Pictures in the data below are not part of the copy; transcribe everything else exactly.

━━━ Recorded information ━━━

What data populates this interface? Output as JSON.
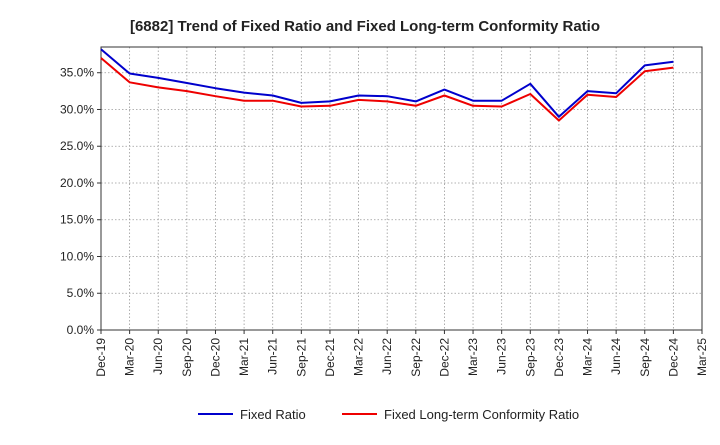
{
  "chart_data": {
    "type": "line",
    "title": "[6882]  Trend of Fixed Ratio and Fixed Long-term Conformity Ratio",
    "xlabel": "",
    "ylabel": "",
    "x": [
      "Dec-19",
      "Mar-20",
      "Jun-20",
      "Sep-20",
      "Dec-20",
      "Mar-21",
      "Jun-21",
      "Sep-21",
      "Dec-21",
      "Mar-22",
      "Jun-22",
      "Sep-22",
      "Dec-22",
      "Mar-23",
      "Jun-23",
      "Sep-23",
      "Dec-23",
      "Mar-24",
      "Jun-24",
      "Sep-24",
      "Dec-24",
      "Mar-25"
    ],
    "ylim": [
      0,
      38.5
    ],
    "yticks": [
      0,
      5,
      10,
      15,
      20,
      25,
      30,
      35
    ],
    "ytick_labels": [
      "0.0%",
      "5.0%",
      "10.0%",
      "15.0%",
      "20.0%",
      "25.0%",
      "30.0%",
      "35.0%"
    ],
    "grid": true,
    "legend_position": "bottom",
    "series": [
      {
        "name": "Fixed Ratio",
        "color": "#0000cc",
        "values": [
          38.2,
          34.9,
          34.3,
          33.6,
          32.9,
          32.3,
          31.9,
          30.9,
          31.1,
          31.9,
          31.8,
          31.1,
          32.7,
          31.2,
          31.2,
          33.5,
          29.0,
          32.5,
          32.2,
          36.0,
          36.5,
          null
        ]
      },
      {
        "name": "Fixed Long-term Conformity Ratio",
        "color": "#ee0000",
        "values": [
          37.0,
          33.7,
          33.0,
          32.5,
          31.8,
          31.2,
          31.2,
          30.4,
          30.5,
          31.3,
          31.1,
          30.5,
          31.9,
          30.5,
          30.4,
          32.1,
          28.5,
          32.0,
          31.7,
          35.2,
          35.7,
          null
        ]
      }
    ]
  }
}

━━━

• **Task response**:
What data populates this interface? Output as JSON.
{
  "chart_data": {
    "type": "line",
    "title": "[6882]  Trend of Fixed Ratio and Fixed Long-term Conformity Ratio",
    "xlabel": "",
    "ylabel": "",
    "x": [
      "Dec-19",
      "Mar-20",
      "Jun-20",
      "Sep-20",
      "Dec-20",
      "Mar-21",
      "Jun-21",
      "Sep-21",
      "Dec-21",
      "Mar-22",
      "Jun-22",
      "Sep-22",
      "Dec-22",
      "Mar-23",
      "Jun-23",
      "Sep-23",
      "Dec-23",
      "Mar-24",
      "Jun-24",
      "Sep-24",
      "Dec-24",
      "Mar-25"
    ],
    "ylim": [
      0,
      38.5
    ],
    "yticks": [
      0,
      5,
      10,
      15,
      20,
      25,
      30,
      35
    ],
    "ytick_labels": [
      "0.0%",
      "5.0%",
      "10.0%",
      "15.0%",
      "20.0%",
      "25.0%",
      "30.0%",
      "35.0%"
    ],
    "grid": true,
    "legend_position": "bottom",
    "series": [
      {
        "name": "Fixed Ratio",
        "color": "#0000cc",
        "values": [
          38.2,
          34.9,
          34.3,
          33.6,
          32.9,
          32.3,
          31.9,
          30.9,
          31.1,
          31.9,
          31.8,
          31.1,
          32.7,
          31.2,
          31.2,
          33.5,
          29.0,
          32.5,
          32.2,
          36.0,
          36.5,
          null
        ]
      },
      {
        "name": "Fixed Long-term Conformity Ratio",
        "color": "#ee0000",
        "values": [
          37.0,
          33.7,
          33.0,
          32.5,
          31.8,
          31.2,
          31.2,
          30.4,
          30.5,
          31.3,
          31.1,
          30.5,
          31.9,
          30.5,
          30.4,
          32.1,
          28.5,
          32.0,
          31.7,
          35.2,
          35.7,
          null
        ]
      }
    ]
  }
}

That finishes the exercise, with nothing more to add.